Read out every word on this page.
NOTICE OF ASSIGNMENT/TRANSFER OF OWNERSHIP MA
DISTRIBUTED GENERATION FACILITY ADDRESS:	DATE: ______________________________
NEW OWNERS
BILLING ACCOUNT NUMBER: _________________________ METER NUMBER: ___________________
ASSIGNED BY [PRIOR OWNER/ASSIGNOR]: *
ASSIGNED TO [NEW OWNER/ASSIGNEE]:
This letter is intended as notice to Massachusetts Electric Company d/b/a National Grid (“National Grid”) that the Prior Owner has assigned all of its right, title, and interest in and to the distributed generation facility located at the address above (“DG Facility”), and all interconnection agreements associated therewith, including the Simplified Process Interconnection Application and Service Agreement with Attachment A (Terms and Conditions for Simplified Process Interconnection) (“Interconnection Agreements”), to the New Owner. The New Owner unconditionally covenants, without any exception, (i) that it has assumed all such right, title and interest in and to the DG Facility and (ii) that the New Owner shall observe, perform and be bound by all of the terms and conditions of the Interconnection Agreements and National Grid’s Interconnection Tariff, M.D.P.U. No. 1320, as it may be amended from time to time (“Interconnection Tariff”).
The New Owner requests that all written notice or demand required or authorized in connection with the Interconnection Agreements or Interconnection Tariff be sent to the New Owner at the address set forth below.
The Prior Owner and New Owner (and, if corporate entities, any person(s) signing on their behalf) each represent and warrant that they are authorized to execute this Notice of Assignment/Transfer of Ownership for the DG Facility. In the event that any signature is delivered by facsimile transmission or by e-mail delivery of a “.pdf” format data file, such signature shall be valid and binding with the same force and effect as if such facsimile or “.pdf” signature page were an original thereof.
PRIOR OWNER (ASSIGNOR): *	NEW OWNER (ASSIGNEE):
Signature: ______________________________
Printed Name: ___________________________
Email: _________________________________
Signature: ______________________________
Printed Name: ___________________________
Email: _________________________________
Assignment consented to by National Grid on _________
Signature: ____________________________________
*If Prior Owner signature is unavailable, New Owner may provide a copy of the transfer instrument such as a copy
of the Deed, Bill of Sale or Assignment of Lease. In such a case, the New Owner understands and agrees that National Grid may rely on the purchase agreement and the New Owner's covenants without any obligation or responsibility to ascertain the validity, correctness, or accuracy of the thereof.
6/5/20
--*--
## What is expected:
Print every line of the records exactly. Omit nothing.

## Full output:
Read out every word on this page.
NOTICE OF ASSIGNMENT/TRANSFER OF OWNERSHIP MA
DISTRIBUTED GENERATION FACILITY ADDRESS:	DATE: ______________________________
NEW OWNERS
BILLING ACCOUNT NUMBER: _________________________ METER NUMBER: ___________________
ASSIGNED BY [PRIOR OWNER/ASSIGNOR]: *
ASSIGNED TO [NEW OWNER/ASSIGNEE]:
This letter is intended as notice to Massachusetts Electric Company d/b/a National Grid (“National Grid”) that the Prior Owner has assigned all of its right, title, and interest in and to the distributed generation facility located at the address above (“DG Facility”), and all interconnection agreements associated therewith, including the Simplified Process Interconnection Application and Service Agreement with Attachment A (Terms and Conditions for Simplified Process Interconnection) (“Interconnection Agreements”), to the New Owner. The New Owner unconditionally covenants, without any exception, (i) that it has assumed all such right, title and interest in and to the DG Facility and (ii) that the New Owner shall observe, perform and be bound by all of the terms and conditions of the Interconnection Agreements and National Grid’s Interconnection Tariff, M.D.P.U. No. 1320, as it may be amended from time to time (“Interconnection Tariff”).
The New Owner requests that all written notice or demand required or authorized in connection with the Interconnection Agreements or Interconnection Tariff be sent to the New Owner at the address set forth below.
The Prior Owner and New Owner (and, if corporate entities, any person(s) signing on their behalf) each represent and warrant that they are authorized to execute this Notice of Assignment/Transfer of Ownership for the DG Facility. In the event that any signature is delivered by facsimile transmission or by e-mail delivery of a “.pdf” format data file, such signature shall be valid and binding with the same force and effect as if such facsimile or “.pdf” signature page were an original thereof.
PRIOR OWNER (ASSIGNOR): *	NEW OWNER (ASSIGNEE):
Signature: ______________________________
Printed Name: ___________________________
Email: _________________________________
Signature: ______________________________
Printed Name: ___________________________
Email: _________________________________
Assignment consented to by National Grid on _________
Signature: ____________________________________
*If Prior Owner signature is unavailable, New Owner may provide a copy of the transfer instrument such as a copy
of the Deed, Bill of Sale or Assignment of Lease. In such a case, the New Owner understands and agrees that National Grid may rely on the purchase agreement and the New Owner's covenants without any obligation or responsibility to ascertain the validity, correctness, or accuracy of the thereof.
6/5/20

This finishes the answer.